[Dataset entries]
━━━━
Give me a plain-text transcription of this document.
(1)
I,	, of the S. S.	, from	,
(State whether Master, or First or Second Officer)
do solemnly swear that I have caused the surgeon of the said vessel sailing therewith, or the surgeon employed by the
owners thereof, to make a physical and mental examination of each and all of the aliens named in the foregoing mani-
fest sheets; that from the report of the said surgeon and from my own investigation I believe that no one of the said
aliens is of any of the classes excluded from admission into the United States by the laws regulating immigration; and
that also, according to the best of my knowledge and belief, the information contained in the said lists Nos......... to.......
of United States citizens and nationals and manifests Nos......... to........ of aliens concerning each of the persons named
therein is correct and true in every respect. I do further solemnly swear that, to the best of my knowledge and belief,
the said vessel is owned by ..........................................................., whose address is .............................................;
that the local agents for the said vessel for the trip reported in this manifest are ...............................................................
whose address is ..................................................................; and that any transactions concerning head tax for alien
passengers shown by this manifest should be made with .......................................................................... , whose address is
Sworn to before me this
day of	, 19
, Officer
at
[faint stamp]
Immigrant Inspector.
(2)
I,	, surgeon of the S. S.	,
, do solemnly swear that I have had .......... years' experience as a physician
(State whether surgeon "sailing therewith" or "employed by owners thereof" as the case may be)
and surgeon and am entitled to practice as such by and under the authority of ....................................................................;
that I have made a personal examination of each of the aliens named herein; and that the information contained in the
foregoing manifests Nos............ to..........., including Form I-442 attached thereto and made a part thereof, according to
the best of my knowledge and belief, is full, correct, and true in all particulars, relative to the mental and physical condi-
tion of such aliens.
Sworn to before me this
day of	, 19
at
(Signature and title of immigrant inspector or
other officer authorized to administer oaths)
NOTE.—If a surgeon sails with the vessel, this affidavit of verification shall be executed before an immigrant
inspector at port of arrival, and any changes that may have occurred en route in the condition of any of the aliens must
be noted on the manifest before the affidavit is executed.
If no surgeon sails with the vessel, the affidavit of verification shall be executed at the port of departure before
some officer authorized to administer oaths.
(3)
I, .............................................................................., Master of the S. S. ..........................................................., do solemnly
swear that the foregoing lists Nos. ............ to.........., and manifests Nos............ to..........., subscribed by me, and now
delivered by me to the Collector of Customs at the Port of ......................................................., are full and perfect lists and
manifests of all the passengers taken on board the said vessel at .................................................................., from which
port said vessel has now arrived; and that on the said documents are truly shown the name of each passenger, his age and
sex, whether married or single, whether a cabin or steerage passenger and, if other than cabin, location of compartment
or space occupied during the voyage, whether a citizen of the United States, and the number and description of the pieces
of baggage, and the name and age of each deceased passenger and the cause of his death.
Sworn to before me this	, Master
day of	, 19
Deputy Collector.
━━━━
** WHAT YOU SHOULD DO **
Your task is to extract all of the records exactly.

** THE REPLY **
Give me a plain-text transcription of this document.
(1)
I,	, of the S. S.	, from	,
(State whether Master, or First or Second Officer)
do solemnly swear that I have caused the surgeon of the said vessel sailing therewith, or the surgeon employed by the
owners thereof, to make a physical and mental examination of each and all of the aliens named in the foregoing mani-
fest sheets; that from the report of the said surgeon and from my own investigation I believe that no one of the said
aliens is of any of the classes excluded from admission into the United States by the laws regulating immigration; and
that also, according to the best of my knowledge and belief, the information contained in the said lists Nos......... to.......
of United States citizens and nationals and manifests Nos......... to........ of aliens concerning each of the persons named
therein is correct and true in every respect. I do further solemnly swear that, to the best of my knowledge and belief,
the said vessel is owned by ..........................................................., whose address is .............................................;
that the local agents for the said vessel for the trip reported in this manifest are ...............................................................
whose address is ..................................................................; and that any transactions concerning head tax for alien
passengers shown by this manifest should be made with .......................................................................... , whose address is
Sworn to before me this
day of	, 19
, Officer
at
[faint stamp]
Immigrant Inspector.
(2)
I,	, surgeon of the S. S.	,
, do solemnly swear that I have had .......... years' experience as a physician
(State whether surgeon "sailing therewith" or "employed by owners thereof" as the case may be)
and surgeon and am entitled to practice as such by and under the authority of ....................................................................;
that I have made a personal examination of each of the aliens named herein; and that the information contained in the
foregoing manifests Nos............ to..........., including Form I-442 attached thereto and made a part thereof, according to
the best of my knowledge and belief, is full, correct, and true in all particulars, relative to the mental and physical condi-
tion of such aliens.
Sworn to before me this
day of	, 19
at
(Signature and title of immigrant inspector or
other officer authorized to administer oaths)
NOTE.—If a surgeon sails with the vessel, this affidavit of verification shall be executed before an immigrant
inspector at port of arrival, and any changes that may have occurred en route in the condition of any of the aliens must
be noted on the manifest before the affidavit is executed.
If no surgeon sails with the vessel, the affidavit of verification shall be executed at the port of departure before
some officer authorized to administer oaths.
(3)
I, .............................................................................., Master of the S. S. ..........................................................., do solemnly
swear that the foregoing lists Nos. ............ to.........., and manifests Nos............ to..........., subscribed by me, and now
delivered by me to the Collector of Customs at the Port of ......................................................., are full and perfect lists and
manifests of all the passengers taken on board the said vessel at .................................................................., from which
port said vessel has now arrived; and that on the said documents are truly shown the name of each passenger, his age and
sex, whether married or single, whether a cabin or steerage passenger and, if other than cabin, location of compartment
or space occupied during the voyage, whether a citizen of the United States, and the number and description of the pieces
of baggage, and the name and age of each deceased passenger and the cause of his death.
Sworn to before me this	, Master
day of	, 19
Deputy Collector.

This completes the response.